#### As suas tarefas:
1 - No acórdão sobre o procedimento cautelar, em que tribunal foi intentado o procedimento cautelar comum?
2 - Reproduza, tal como está no acórdão sobre o procedimento cautelar, o trecho que começa nas palavras que contêm "III-A falta de" e termina em "citado o requerido.".
___ Texto selecionado
Legislação Nacional: ART. 385º, N.º1 DO CPC
Sumário: I-No procedimento cautelar impõe-se, como regra, o contraditório do requerido antes de decretamento da providência, excepto no âmbito dos procedimentos em que a lei o dispensa, como são os casos do arresto e da restituição provisória de posse.
II-A inobservância do contraditório ou da audiência do requerido deve constar sempre de despacho fundamentado.
III-A falta de fundamentação de tal despacho constitui nulidade a ser arguida pelo requerido perante a 1ª instância.
IV-O despacho que ordena a audiência do requerido é passível de recurso pelo requerente caso este haja pedido a dispensa do contraditório, e só após o trânsito em julgado de tal despacho é que deve ser citado o requerido.
V)-O contraditório só deve ser dispensado quando a audiência do requerido puser em sério risco o fim ou a eficácia da providência, e tal se compreende porque a audiência retarda o decretamento da providência, potencia o periculum in mora, eliminando a audiência o efeito surpresa da medida, bem podendo o requerido, nesse interim, agir por forma a inutilizar todo o interesse da medida cautelar.
Decisão Texto Integral: Acordam na 1ª Secção Cível do Tribunal da Relação de Coimbra:

I)- GUSTAVO NUNO AREOSA DE CARVALHO ANTUNES DA CUNHA intentou, em 16.07.2007, nas Varas Mistas de Coimbra, contra ISABEL MARIA DE CASTRO FILIPE MARTINS NORTON e marido JOÃO PEDRO DE QUADROS SIMÕES NORTON, procedimento cautelar comum, requerendo que, sem audiência da parte contrária, se ordene a intimação dos Requeridos para que se abstenham de vender a terceiros, que não à sociedade a constituir com o Requerente, os prédios descritos nos artigos 60 a 65 da petição, bem assim para se absterem de, em relação aos mesmos prédios, celebrarem quaisquer outros contratos-promessa, de compra e venda, com eficácia real ou meramente obrigacional, arrendamentos ou contratos de qualquer outra natureza, que possam onerar os bens em causa, devendo igualmente os Requeridos absterem-se de constituir hipotecas ou outras garantias sobre os bens em causa, reais ou pessoais, ou por qualquer forma dispuser dos referidos prédios  a favor de terceiros que não a sociedade comercial a constituir.
______
___ Dados brutos
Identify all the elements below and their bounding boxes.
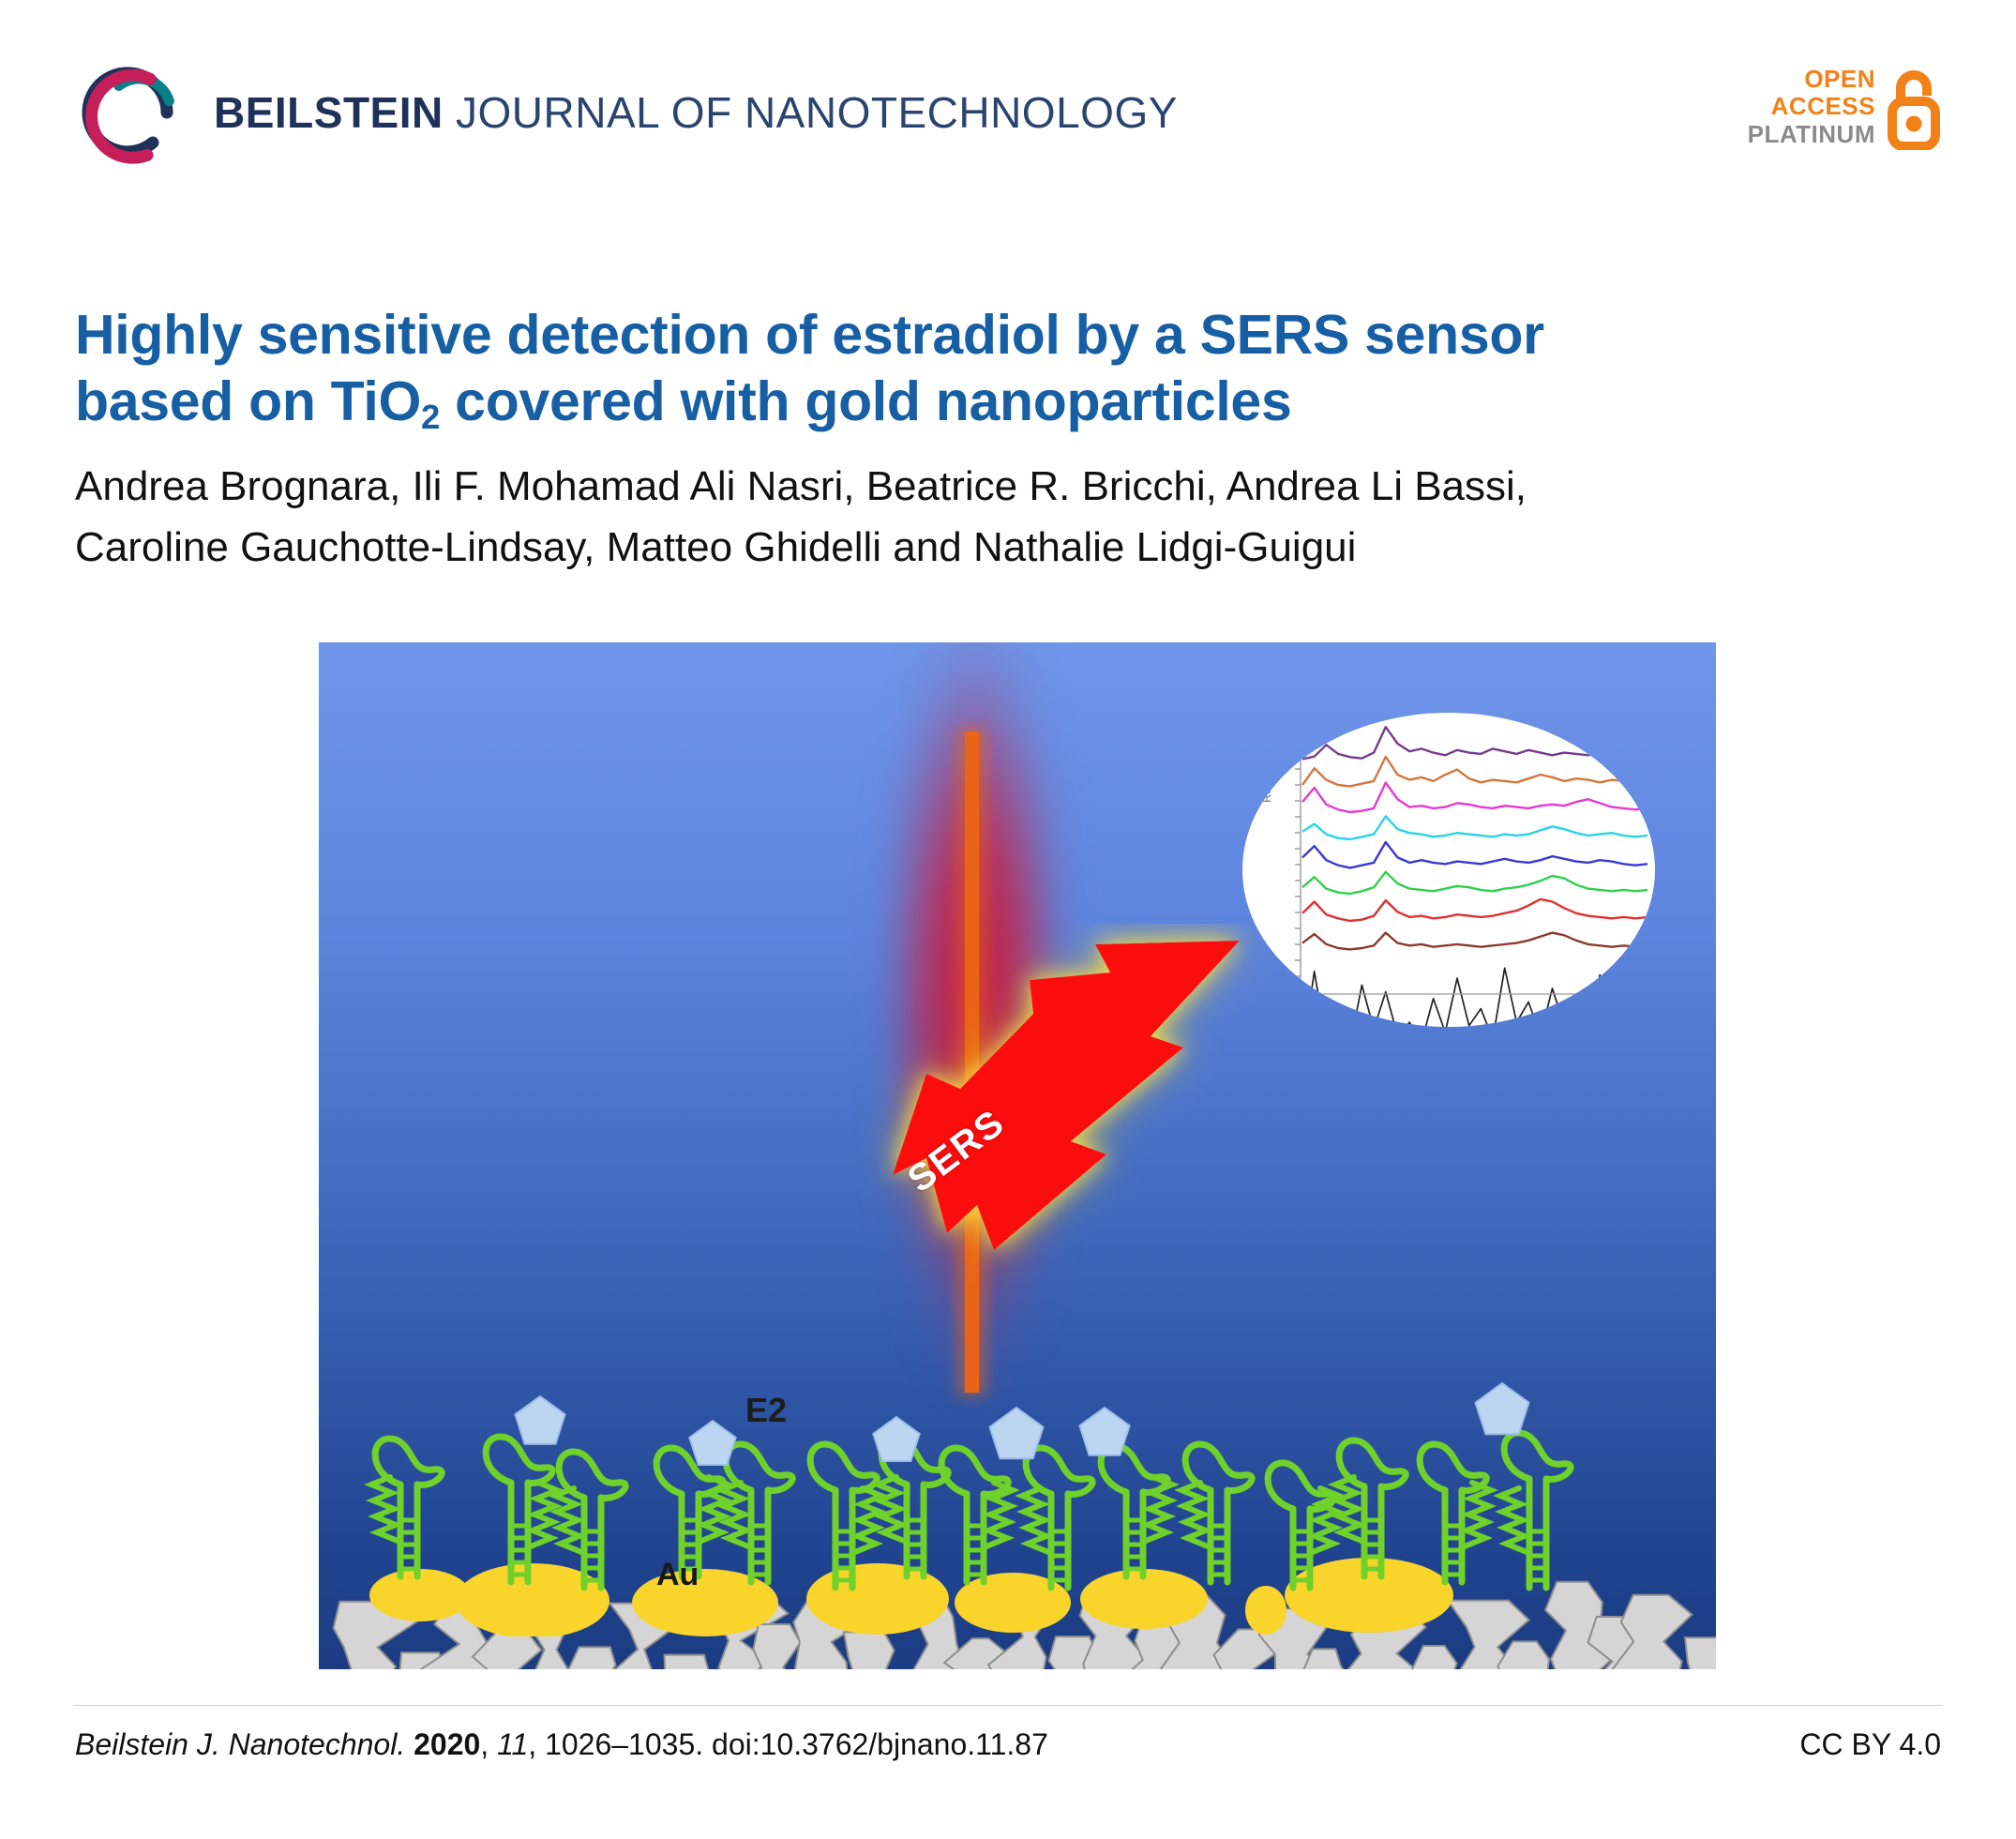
______
#### Respostas a seguir:
1 - Nas Varas Mistas de Coimbra.

2 -
III-A falta de fundamentação de tal despacho constitui nulidade a ser arguida pelo requerido perante a 1ª instância.
IV-O despacho que ordena a audiência do requerido é passível de recurso pelo requerente caso este haja pedido a dispensa do contraditório, e só após o trânsito em julgado de tal despacho é que deve ser citado o requerido.